What is required:
Copy all of the material exactly. Pictures are not to appear in the copy.

Records shown:
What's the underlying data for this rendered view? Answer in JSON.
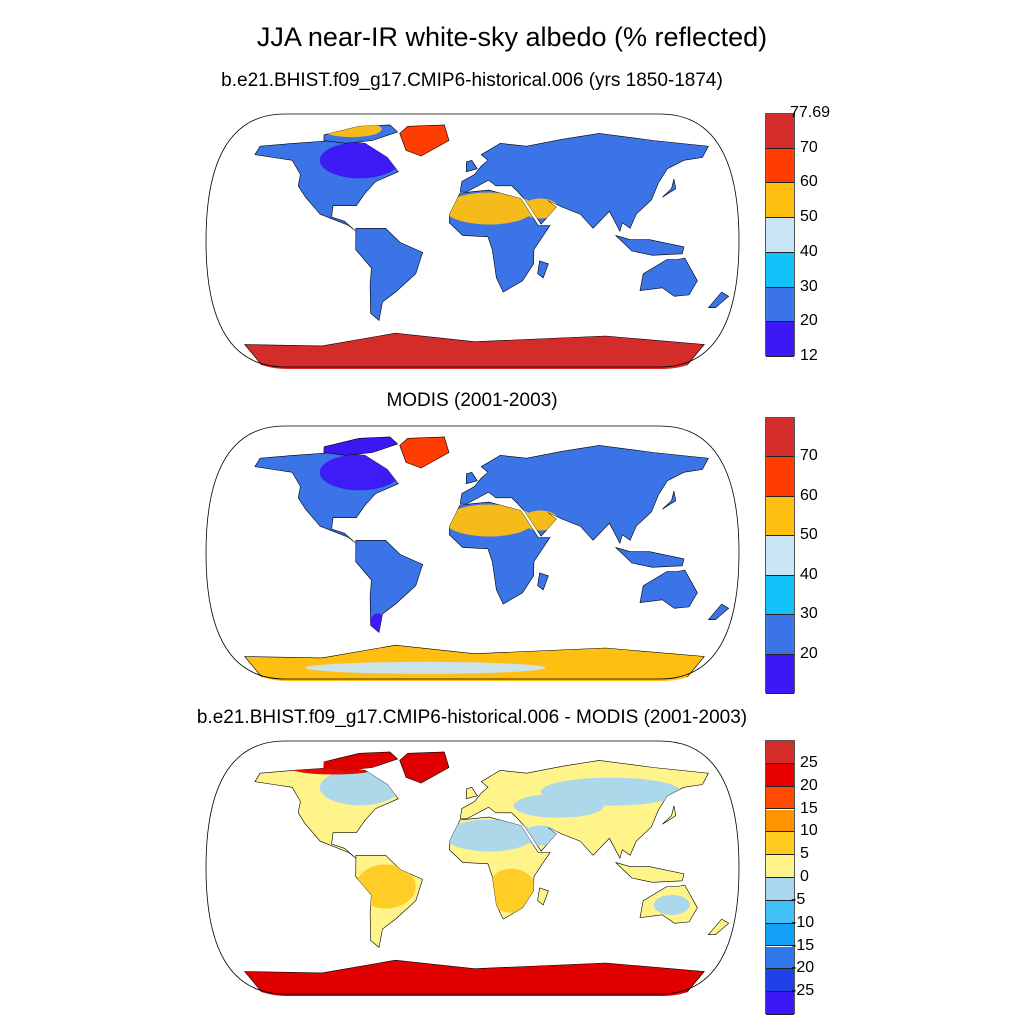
{
  "title": "JJA near-IR white-sky albedo (% reflected)",
  "panels": [
    {
      "title": "b.e21.BHIST.f09_g17.CMIP6-historical.006 (yrs 1850-1874)",
      "colorbar": {
        "labels": [
          "77.69",
          "70",
          "60",
          "50",
          "40",
          "30",
          "20",
          "12"
        ],
        "colors": [
          "#d42b2b",
          "#ff3d00",
          "#ffbf10",
          "#c8e4f5",
          "#12c2f8",
          "#3a74e6",
          "#3e17f5"
        ]
      },
      "land_color": "#3a74e6",
      "features": {
        "greenland": "#ff3d00",
        "antarctica": "#d42b2b",
        "sahara": "#ffbf10",
        "canada": "#3e17f5",
        "arctic": "#ffbf10"
      }
    },
    {
      "title": "MODIS (2001-2003)",
      "colorbar": {
        "labels": [
          "",
          "70",
          "60",
          "50",
          "40",
          "30",
          "20",
          ""
        ],
        "colors": [
          "#d42b2b",
          "#ff3d00",
          "#ffbf10",
          "#c8e4f5",
          "#12c2f8",
          "#3a74e6",
          "#3e17f5"
        ]
      },
      "land_color": "#3a74e6",
      "features": {
        "greenland": "#ff3d00",
        "antarctica": "#ffbf10",
        "antarctica_alt": "#c8e4f5",
        "sahara": "#ffbf10",
        "canada": "#3e17f5",
        "arctic": "#3e17f5"
      }
    },
    {
      "title": "b.e21.BHIST.f09_g17.CMIP6-historical.006 - MODIS (2001-2003)",
      "colorbar": {
        "labels": [
          "",
          "25",
          "20",
          "15",
          "10",
          "5",
          "0",
          "-5",
          "-10",
          "-15",
          "-20",
          "-25",
          ""
        ],
        "colors": [
          "#d42b2b",
          "#e80000",
          "#ff4a00",
          "#ff9400",
          "#ffcb20",
          "#fff48a",
          "#a8d6f0",
          "#40c0f5",
          "#12a0f8",
          "#2f78ec",
          "#2040e8",
          "#3e17f5"
        ]
      },
      "land_color": "#fff48a",
      "features": {
        "greenland": "#e00000",
        "antarctica": "#e00000",
        "sahara": "#a8d6f0",
        "canada": "#a8d6f0",
        "arctic": "#e00000",
        "southamerica": "#ffcb20",
        "africa": "#ffcb20"
      }
    }
  ]
}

The completed task:
What's the underlying data for this rendered view? Answer in JSON.
{
  "title": "JJA near-IR white-sky albedo (% reflected)",
  "panels": [
    {
      "title": "b.e21.BHIST.f09_g17.CMIP6-historical.006 (yrs 1850-1874)",
      "colorbar": {
        "labels": [
          "77.69",
          "70",
          "60",
          "50",
          "40",
          "30",
          "20",
          "12"
        ],
        "colors": [
          "#d42b2b",
          "#ff3d00",
          "#ffbf10",
          "#c8e4f5",
          "#12c2f8",
          "#3a74e6",
          "#3e17f5"
        ]
      },
      "land_color": "#3a74e6",
      "features": {
        "greenland": "#ff3d00",
        "antarctica": "#d42b2b",
        "sahara": "#ffbf10",
        "canada": "#3e17f5",
        "arctic": "#ffbf10"
      }
    },
    {
      "title": "MODIS (2001-2003)",
      "colorbar": {
        "labels": [
          "",
          "70",
          "60",
          "50",
          "40",
          "30",
          "20",
          ""
        ],
        "colors": [
          "#d42b2b",
          "#ff3d00",
          "#ffbf10",
          "#c8e4f5",
          "#12c2f8",
          "#3a74e6",
          "#3e17f5"
        ]
      },
      "land_color": "#3a74e6",
      "features": {
        "greenland": "#ff3d00",
        "antarctica": "#ffbf10",
        "antarctica_alt": "#c8e4f5",
        "sahara": "#ffbf10",
        "canada": "#3e17f5",
        "arctic": "#3e17f5"
      }
    },
    {
      "title": "b.e21.BHIST.f09_g17.CMIP6-historical.006 - MODIS (2001-2003)",
      "colorbar": {
        "labels": [
          "",
          "25",
          "20",
          "15",
          "10",
          "5",
          "0",
          "-5",
          "-10",
          "-15",
          "-20",
          "-25",
          ""
        ],
        "colors": [
          "#d42b2b",
          "#e80000",
          "#ff4a00",
          "#ff9400",
          "#ffcb20",
          "#fff48a",
          "#a8d6f0",
          "#40c0f5",
          "#12a0f8",
          "#2f78ec",
          "#2040e8",
          "#3e17f5"
        ]
      },
      "land_color": "#fff48a",
      "features": {
        "greenland": "#e00000",
        "antarctica": "#e00000",
        "sahara": "#a8d6f0",
        "canada": "#a8d6f0",
        "arctic": "#e00000",
        "southamerica": "#ffcb20",
        "africa": "#ffcb20"
      }
    }
  ]
}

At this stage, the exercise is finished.